[Start]
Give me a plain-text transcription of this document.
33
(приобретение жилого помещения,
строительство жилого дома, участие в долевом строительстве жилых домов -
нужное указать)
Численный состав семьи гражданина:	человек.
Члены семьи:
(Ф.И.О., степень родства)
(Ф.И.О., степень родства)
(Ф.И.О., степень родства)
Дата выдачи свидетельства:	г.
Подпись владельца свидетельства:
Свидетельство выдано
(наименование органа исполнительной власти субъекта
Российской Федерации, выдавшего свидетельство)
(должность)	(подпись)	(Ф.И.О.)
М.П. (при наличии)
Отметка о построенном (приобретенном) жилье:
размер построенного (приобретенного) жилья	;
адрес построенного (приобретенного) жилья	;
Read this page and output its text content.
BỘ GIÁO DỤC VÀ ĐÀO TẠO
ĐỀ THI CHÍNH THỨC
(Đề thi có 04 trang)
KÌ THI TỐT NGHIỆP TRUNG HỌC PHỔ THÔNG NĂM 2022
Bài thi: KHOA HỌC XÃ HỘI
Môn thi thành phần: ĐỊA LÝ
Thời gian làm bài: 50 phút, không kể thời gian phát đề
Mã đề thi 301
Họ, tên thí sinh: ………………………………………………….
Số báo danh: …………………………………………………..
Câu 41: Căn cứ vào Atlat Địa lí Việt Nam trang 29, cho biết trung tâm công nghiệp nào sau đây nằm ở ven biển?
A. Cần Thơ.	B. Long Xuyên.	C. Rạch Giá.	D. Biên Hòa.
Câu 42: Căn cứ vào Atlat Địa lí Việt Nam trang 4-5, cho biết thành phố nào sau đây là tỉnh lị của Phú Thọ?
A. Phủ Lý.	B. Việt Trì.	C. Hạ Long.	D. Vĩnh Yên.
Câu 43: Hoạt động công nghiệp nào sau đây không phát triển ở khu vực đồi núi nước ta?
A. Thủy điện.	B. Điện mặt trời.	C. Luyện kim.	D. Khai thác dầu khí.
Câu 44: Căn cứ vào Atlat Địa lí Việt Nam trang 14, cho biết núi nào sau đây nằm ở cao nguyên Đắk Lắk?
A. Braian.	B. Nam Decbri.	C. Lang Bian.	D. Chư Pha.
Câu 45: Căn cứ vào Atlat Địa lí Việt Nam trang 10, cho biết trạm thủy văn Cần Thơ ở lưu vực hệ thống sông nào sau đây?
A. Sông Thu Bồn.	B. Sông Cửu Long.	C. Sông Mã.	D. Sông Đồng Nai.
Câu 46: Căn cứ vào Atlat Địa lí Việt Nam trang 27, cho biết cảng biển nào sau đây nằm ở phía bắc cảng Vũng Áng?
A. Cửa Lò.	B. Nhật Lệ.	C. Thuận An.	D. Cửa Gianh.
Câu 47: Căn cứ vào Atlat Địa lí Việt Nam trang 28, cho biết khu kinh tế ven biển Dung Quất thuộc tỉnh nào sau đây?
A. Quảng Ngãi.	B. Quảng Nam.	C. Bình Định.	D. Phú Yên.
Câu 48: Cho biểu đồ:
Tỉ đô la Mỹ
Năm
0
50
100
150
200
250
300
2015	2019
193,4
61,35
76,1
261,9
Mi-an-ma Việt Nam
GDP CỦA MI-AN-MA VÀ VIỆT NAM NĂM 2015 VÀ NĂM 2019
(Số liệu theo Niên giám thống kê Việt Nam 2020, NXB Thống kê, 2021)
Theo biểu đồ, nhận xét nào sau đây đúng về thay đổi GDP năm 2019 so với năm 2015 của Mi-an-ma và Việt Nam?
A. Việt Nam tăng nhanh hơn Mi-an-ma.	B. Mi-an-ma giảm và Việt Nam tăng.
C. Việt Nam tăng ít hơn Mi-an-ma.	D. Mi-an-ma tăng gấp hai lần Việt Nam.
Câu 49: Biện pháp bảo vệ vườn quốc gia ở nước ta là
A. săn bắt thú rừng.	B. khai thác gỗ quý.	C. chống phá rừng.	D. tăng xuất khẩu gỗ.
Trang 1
[End]
Restate the whole of the material exactly.

Give me a plain-text transcription of this document.
33
(приобретение жилого помещения,
строительство жилого дома, участие в долевом строительстве жилых домов -
нужное указать)
Численный состав семьи гражданина:	человек.
Члены семьи:
(Ф.И.О., степень родства)
(Ф.И.О., степень родства)
(Ф.И.О., степень родства)
Дата выдачи свидетельства:	г.
Подпись владельца свидетельства:
Свидетельство выдано
(наименование органа исполнительной власти субъекта
Российской Федерации, выдавшего свидетельство)
(должность)	(подпись)	(Ф.И.О.)
М.П. (при наличии)
Отметка о построенном (приобретенном) жилье:
размер построенного (приобретенного) жилья	;
адрес построенного (приобретенного) жилья	;
Read this page and output its text content.
BỘ GIÁO DỤC VÀ ĐÀO TẠO
ĐỀ THI CHÍNH THỨC
(Đề thi có 04 trang)
KÌ THI TỐT NGHIỆP TRUNG HỌC PHỔ THÔNG NĂM 2022
Bài thi: KHOA HỌC XÃ HỘI
Môn thi thành phần: ĐỊA LÝ
Thời gian làm bài: 50 phút, không kể thời gian phát đề
Mã đề thi 301
Họ, tên thí sinh: ………………………………………………….
Số báo danh: …………………………………………………..
Câu 41: Căn cứ vào Atlat Địa lí Việt Nam trang 29, cho biết trung tâm công nghiệp nào sau đây nằm ở ven biển?
A. Cần Thơ.	B. Long Xuyên.	C. Rạch Giá.	D. Biên Hòa.
Câu 42: Căn cứ vào Atlat Địa lí Việt Nam trang 4-5, cho biết thành phố nào sau đây là tỉnh lị của Phú Thọ?
A. Phủ Lý.	B. Việt Trì.	C. Hạ Long.	D. Vĩnh Yên.
Câu 43: Hoạt động công nghiệp nào sau đây không phát triển ở khu vực đồi núi nước ta?
A. Thủy điện.	B. Điện mặt trời.	C. Luyện kim.	D. Khai thác dầu khí.
Câu 44: Căn cứ vào Atlat Địa lí Việt Nam trang 14, cho biết núi nào sau đây nằm ở cao nguyên Đắk Lắk?
A. Braian.	B. Nam Decbri.	C. Lang Bian.	D. Chư Pha.
Câu 45: Căn cứ vào Atlat Địa lí Việt Nam trang 10, cho biết trạm thủy văn Cần Thơ ở lưu vực hệ thống sông nào sau đây?
A. Sông Thu Bồn.	B. Sông Cửu Long.	C. Sông Mã.	D. Sông Đồng Nai.
Câu 46: Căn cứ vào Atlat Địa lí Việt Nam trang 27, cho biết cảng biển nào sau đây nằm ở phía bắc cảng Vũng Áng?
A. Cửa Lò.	B. Nhật Lệ.	C. Thuận An.	D. Cửa Gianh.
Câu 47: Căn cứ vào Atlat Địa lí Việt Nam trang 28, cho biết khu kinh tế ven biển Dung Quất thuộc tỉnh nào sau đây?
A. Quảng Ngãi.	B. Quảng Nam.	C. Bình Định.	D. Phú Yên.
Câu 48: Cho biểu đồ:
Tỉ đô la Mỹ
Năm
0
50
100
150
200
250
300
2015	2019
193,4
61,35
76,1
261,9
Mi-an-ma Việt Nam
GDP CỦA MI-AN-MA VÀ VIỆT NAM NĂM 2015 VÀ NĂM 2019
(Số liệu theo Niên giám thống kê Việt Nam 2020, NXB Thống kê, 2021)
Theo biểu đồ, nhận xét nào sau đây đúng về thay đổi GDP năm 2019 so với năm 2015 của Mi-an-ma và Việt Nam?
A. Việt Nam tăng nhanh hơn Mi-an-ma.	B. Mi-an-ma giảm và Việt Nam tăng.
C. Việt Nam tăng ít hơn Mi-an-ma.	D. Mi-an-ma tăng gấp hai lần Việt Nam.
Câu 49: Biện pháp bảo vệ vườn quốc gia ở nước ta là
A. săn bắt thú rừng.	B. khai thác gỗ quý.	C. chống phá rừng.	D. tăng xuất khẩu gỗ.
Trang 1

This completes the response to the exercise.